— START OF AVAILABLE DATA —

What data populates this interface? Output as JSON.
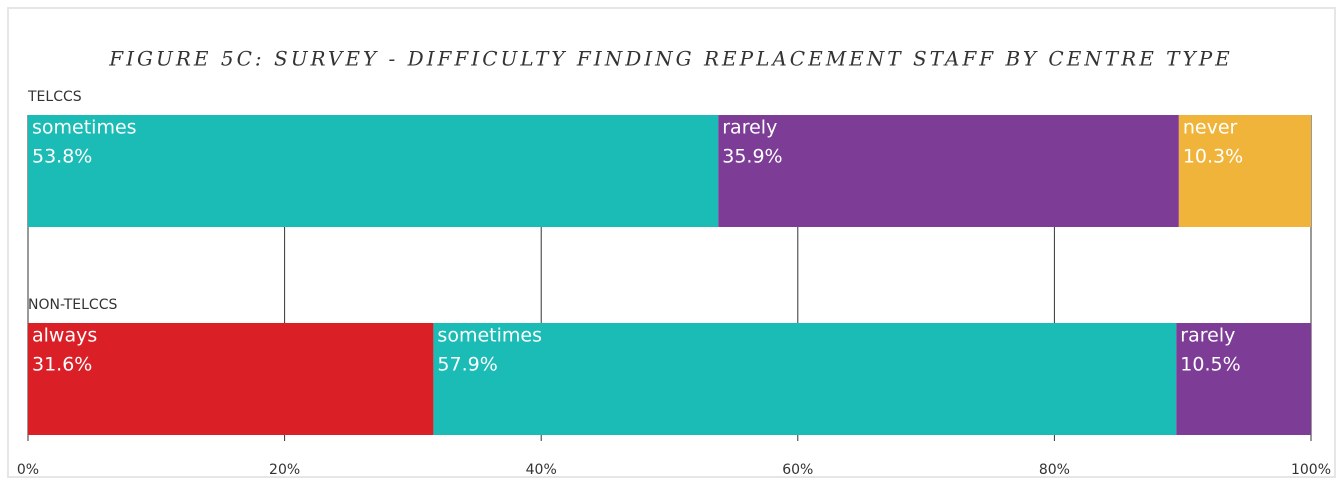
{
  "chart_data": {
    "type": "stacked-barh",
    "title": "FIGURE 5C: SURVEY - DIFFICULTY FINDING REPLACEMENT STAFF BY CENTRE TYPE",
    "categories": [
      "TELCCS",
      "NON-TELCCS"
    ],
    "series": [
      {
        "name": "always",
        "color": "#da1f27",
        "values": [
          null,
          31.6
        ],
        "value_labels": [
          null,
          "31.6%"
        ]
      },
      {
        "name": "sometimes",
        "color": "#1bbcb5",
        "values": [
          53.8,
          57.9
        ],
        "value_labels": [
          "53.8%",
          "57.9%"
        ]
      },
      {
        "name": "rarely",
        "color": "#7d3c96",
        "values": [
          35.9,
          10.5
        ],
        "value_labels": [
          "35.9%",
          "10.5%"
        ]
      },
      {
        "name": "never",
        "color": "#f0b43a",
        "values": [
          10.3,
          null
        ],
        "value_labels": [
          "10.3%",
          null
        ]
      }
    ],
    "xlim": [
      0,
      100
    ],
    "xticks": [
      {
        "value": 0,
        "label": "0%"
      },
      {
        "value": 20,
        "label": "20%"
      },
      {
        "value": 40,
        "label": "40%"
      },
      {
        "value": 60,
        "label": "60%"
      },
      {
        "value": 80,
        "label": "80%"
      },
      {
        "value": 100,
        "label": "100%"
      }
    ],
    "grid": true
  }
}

— END OF AVAILABLE DATA —

■ GOAL OF THE EXERCISE ■
Copy each line containing the word "color" from the data.

■ FULL RESPONSE ■
        "color": "#da1f27",
        "color": "#1bbcb5",
        "color": "#7d3c96",
        "color": "#f0b43a",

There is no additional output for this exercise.